For the presented problem, the decomposition strategy is used to separate the technology design decisions from the trading and technology selection decisions. The binary (technology selection) decisions bij and continuous decisions tik are made in the first stage, where the technology costs are linearly approximated. The nonlinear uncertain models for the technologies are then used in the second stage. Here, using the first stage decision variables, the technology design decisions Uij are made and the expected value of the technology costs is computed.
2.3. Solution Methodology
The two stage formulation mentioned before can still be computationally demanding if the technology models are nonlinear and/or high dimensional. In such cases, high model simulation requirements in sampling based algorithm can seriously impede the solution speed. To circumvent this problem, L-Shaped BONUS algorithm has been recently proposed, which combines the sampling based L-shaped method with BONUS algorithm [3]. It uses reweighting scheme to bypass repeated model simulations in the second stage, which results in significant computational savings. The computational properties are further improved by using the efficient Hammersley Sequence Sampling technique.
2.4 Savannah River Basin
TMDL of 32.8 Kg/year of total mercury has been established for five contiguous segments of the Savannah River in Georgia, U.S. which corresponds to a water quality standard (WQS) of 2.8 ng/liter [5]. Based on the current volumetric discharge of each of the point sources, waste load allocation is carried out. In all, there are 29 significant point sources discharging mercury in the Savannah River watershed. The combined targeted reduction for point sources is taken to be 40%.
Three treatment technologies, coagulation and filtration, activated carbon adsorption and ion exchange process are considered. The cost data for the technologies is reported in [6, 7]. The trading ratio r is 1.1 and trading transaction fee, based on the average treatment costs of the processes, is around 4x108 $/Kg.

Information provided:
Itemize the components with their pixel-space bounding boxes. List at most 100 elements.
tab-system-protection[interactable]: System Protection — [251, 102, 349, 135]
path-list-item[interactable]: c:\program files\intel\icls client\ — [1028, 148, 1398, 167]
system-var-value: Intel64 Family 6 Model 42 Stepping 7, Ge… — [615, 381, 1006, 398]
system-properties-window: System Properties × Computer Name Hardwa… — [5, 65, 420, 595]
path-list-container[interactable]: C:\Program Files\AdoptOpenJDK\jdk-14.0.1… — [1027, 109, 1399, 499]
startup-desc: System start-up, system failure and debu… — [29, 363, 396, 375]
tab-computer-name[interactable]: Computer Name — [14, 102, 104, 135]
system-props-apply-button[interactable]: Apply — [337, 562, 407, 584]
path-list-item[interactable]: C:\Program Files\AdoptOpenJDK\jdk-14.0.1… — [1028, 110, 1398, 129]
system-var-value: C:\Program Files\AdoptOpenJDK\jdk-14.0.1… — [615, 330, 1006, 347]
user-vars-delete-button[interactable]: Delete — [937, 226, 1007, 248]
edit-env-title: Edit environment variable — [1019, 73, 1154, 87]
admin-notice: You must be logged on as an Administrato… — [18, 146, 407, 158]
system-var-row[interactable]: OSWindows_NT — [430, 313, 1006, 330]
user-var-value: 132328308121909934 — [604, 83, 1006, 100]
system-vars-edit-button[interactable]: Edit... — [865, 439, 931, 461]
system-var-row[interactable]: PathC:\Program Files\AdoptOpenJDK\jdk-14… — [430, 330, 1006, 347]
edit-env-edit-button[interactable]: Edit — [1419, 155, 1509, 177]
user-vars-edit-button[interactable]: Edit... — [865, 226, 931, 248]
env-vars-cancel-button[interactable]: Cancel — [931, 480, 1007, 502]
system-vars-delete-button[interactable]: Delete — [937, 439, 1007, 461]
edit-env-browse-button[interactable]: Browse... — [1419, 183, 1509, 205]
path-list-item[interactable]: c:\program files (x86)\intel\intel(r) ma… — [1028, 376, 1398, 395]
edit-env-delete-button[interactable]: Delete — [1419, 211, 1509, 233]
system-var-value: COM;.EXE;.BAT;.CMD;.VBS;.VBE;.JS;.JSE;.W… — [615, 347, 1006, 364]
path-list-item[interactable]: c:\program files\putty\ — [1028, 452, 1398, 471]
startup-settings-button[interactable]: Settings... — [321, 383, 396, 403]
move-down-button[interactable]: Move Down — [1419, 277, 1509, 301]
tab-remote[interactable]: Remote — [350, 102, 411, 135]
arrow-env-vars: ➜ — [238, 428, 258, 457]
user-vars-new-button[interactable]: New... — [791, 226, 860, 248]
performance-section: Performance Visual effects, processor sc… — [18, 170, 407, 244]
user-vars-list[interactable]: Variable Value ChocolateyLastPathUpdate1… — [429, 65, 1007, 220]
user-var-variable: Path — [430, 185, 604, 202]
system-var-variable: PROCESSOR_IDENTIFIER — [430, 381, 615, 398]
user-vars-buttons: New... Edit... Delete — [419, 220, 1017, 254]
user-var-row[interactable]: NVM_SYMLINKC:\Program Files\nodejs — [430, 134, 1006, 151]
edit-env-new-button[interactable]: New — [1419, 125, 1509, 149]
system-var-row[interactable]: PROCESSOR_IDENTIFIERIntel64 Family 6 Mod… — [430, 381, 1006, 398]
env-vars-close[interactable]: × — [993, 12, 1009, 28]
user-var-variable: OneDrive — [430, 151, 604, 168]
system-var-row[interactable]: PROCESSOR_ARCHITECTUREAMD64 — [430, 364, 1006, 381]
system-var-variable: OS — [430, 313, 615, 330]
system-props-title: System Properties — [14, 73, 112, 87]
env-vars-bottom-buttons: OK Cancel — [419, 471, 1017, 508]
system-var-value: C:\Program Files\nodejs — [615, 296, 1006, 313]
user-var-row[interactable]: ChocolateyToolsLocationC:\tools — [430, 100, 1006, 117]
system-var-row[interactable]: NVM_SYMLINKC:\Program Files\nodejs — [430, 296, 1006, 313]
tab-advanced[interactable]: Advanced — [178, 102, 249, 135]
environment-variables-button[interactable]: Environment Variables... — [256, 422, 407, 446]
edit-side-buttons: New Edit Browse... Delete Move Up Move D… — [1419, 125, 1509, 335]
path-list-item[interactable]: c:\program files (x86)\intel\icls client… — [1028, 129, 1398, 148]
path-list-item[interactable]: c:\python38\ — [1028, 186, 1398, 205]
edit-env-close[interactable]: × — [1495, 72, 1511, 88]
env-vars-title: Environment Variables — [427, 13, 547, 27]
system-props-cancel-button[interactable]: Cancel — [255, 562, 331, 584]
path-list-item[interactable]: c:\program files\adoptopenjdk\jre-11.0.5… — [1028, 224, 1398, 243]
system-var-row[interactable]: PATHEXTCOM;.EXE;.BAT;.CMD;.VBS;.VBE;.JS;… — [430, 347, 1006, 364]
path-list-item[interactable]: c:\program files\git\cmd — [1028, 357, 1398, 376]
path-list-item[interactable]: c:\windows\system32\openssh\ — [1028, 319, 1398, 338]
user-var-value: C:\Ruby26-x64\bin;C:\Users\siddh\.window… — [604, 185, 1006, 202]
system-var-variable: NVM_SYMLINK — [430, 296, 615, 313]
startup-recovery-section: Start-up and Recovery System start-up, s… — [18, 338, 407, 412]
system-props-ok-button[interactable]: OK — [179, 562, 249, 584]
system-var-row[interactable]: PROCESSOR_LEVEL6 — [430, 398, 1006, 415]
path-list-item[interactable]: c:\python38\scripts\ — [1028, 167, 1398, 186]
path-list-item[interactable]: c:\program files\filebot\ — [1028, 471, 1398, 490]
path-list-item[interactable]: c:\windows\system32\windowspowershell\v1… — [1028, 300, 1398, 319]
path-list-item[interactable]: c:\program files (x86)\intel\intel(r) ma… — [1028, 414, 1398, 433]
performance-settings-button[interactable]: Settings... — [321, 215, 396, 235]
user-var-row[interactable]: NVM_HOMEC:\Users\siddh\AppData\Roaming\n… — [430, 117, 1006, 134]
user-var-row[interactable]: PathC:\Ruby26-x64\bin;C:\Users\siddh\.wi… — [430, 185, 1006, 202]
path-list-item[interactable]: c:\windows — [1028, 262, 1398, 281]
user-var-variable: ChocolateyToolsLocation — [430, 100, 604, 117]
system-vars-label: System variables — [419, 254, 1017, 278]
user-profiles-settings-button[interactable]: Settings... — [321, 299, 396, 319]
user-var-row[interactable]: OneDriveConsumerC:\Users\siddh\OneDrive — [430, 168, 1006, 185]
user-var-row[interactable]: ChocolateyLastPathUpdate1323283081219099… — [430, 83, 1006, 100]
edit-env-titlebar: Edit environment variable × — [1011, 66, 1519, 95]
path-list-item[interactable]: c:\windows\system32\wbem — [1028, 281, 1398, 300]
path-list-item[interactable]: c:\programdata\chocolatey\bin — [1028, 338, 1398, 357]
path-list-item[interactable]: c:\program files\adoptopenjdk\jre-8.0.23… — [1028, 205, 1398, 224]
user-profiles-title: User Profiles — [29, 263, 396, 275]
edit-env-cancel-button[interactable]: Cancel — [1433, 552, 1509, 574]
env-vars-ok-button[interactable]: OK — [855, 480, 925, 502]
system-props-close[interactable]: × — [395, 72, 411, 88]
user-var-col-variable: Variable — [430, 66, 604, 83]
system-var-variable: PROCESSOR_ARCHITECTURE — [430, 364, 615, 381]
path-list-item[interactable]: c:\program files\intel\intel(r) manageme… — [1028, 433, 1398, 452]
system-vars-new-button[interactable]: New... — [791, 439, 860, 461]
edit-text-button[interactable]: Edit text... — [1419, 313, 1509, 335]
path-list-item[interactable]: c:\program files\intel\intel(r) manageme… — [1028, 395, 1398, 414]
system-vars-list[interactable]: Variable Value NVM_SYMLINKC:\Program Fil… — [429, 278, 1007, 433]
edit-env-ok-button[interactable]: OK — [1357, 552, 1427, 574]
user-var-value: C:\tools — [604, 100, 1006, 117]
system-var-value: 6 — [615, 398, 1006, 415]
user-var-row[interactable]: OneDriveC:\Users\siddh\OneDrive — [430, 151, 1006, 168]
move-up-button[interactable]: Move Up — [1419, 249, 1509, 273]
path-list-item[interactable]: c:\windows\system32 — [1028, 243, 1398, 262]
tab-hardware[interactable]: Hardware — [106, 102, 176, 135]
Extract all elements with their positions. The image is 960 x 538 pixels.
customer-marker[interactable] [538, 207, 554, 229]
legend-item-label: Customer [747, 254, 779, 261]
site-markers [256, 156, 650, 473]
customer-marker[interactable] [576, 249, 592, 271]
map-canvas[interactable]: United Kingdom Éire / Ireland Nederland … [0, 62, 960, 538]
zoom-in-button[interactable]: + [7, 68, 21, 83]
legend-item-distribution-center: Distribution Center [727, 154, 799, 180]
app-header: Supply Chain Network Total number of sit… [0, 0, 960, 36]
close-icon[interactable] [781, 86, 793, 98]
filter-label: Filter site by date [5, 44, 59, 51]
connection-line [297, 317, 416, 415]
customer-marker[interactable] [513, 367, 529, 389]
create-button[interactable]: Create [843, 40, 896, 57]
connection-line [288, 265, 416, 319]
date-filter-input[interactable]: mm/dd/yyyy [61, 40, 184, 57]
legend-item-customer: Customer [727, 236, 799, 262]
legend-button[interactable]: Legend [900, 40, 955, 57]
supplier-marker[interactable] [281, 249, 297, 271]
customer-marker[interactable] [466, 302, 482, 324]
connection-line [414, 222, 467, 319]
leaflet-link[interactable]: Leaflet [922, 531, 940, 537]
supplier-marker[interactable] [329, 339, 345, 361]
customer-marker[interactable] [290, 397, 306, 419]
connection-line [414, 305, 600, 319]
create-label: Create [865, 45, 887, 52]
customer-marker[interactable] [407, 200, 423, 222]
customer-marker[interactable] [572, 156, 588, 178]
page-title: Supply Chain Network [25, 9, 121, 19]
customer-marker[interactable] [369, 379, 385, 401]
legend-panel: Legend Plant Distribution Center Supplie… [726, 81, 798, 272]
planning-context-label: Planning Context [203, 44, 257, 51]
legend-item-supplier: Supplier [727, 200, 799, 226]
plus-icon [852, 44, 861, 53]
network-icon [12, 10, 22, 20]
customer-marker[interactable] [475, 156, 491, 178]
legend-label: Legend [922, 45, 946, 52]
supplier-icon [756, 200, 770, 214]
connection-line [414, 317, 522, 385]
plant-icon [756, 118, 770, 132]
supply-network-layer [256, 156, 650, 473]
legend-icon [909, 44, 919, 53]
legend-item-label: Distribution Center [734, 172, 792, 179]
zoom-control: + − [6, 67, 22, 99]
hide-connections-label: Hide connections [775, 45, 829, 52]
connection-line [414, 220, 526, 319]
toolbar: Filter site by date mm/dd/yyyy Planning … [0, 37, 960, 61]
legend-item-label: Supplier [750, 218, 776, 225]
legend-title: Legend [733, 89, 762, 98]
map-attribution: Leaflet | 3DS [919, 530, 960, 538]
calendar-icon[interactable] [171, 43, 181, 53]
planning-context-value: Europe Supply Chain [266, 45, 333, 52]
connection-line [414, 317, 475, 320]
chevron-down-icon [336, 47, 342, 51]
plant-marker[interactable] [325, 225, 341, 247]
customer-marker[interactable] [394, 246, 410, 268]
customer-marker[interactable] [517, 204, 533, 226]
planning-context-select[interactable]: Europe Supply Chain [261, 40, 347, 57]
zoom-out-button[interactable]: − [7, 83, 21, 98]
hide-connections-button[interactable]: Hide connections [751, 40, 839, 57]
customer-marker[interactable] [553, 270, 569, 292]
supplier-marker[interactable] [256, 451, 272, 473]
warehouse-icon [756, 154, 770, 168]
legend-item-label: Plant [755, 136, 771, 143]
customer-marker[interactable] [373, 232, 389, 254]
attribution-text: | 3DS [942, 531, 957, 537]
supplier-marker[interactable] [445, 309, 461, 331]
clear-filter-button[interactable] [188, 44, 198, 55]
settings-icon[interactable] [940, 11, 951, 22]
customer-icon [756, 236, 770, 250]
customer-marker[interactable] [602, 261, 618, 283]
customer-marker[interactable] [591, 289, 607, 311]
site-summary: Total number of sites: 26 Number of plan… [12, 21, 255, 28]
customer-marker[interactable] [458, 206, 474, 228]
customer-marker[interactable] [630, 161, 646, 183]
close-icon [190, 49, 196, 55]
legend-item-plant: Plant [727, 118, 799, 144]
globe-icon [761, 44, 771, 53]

Exercise: Return the full text on the L-Shaped BONUS method and the Savannah River Basin, word for word and unchanged.

Answer section:
For the presented problem, the decomposition strategy is used to separate the technology design decisions from the trading and technology selection decisions. The binary (technology selection) decisions bij and continuous decisions tik are made in the first stage, where the technology costs are linearly approximated. The nonlinear uncertain models for the technologies are then used in the second stage. Here, using the first stage decision variables, the technology design decisions Uij are made and the expected value of the technology costs is computed.
2.3. Solution Methodology
The two stage formulation mentioned before can still be computationally demanding if the technology models are nonlinear and/or high dimensional. In such cases, high model simulation requirements in sampling based algorithm can seriously impede the solution speed. To circumvent this problem, L-Shaped BONUS algorithm has been recently proposed, which combines the sampling based L-shaped method with BONUS algorithm [3]. It uses reweighting scheme to bypass repeated model simulations in the second stage, which results in significant computational savings. The computational properties are further improved by using the efficient Hammersley Sequence Sampling technique.
2.4 Savannah River Basin
TMDL of 32.8 Kg/year of total mercury has been established for five contiguous segments of the Savannah River in Georgia, U.S. which corresponds to a water quality standard (WQS) of 2.8 ng/liter [5]. Based on the current volumetric discharge of each of the point sources, waste load allocation is carried out. In all, there are 29 significant point sources discharging mercury in the Savannah River watershed. The combined targeted reduction for point sources is taken to be 40%.
Three treatment technologies, coagulation and filtration, activated carbon adsorption and ion exchange process are considered. The cost data for the technologies is reported in [6, 7]. The trading ratio r is 1.1 and trading transaction fee, based on the average treatment costs of the processes, is around 4x108 $/Kg.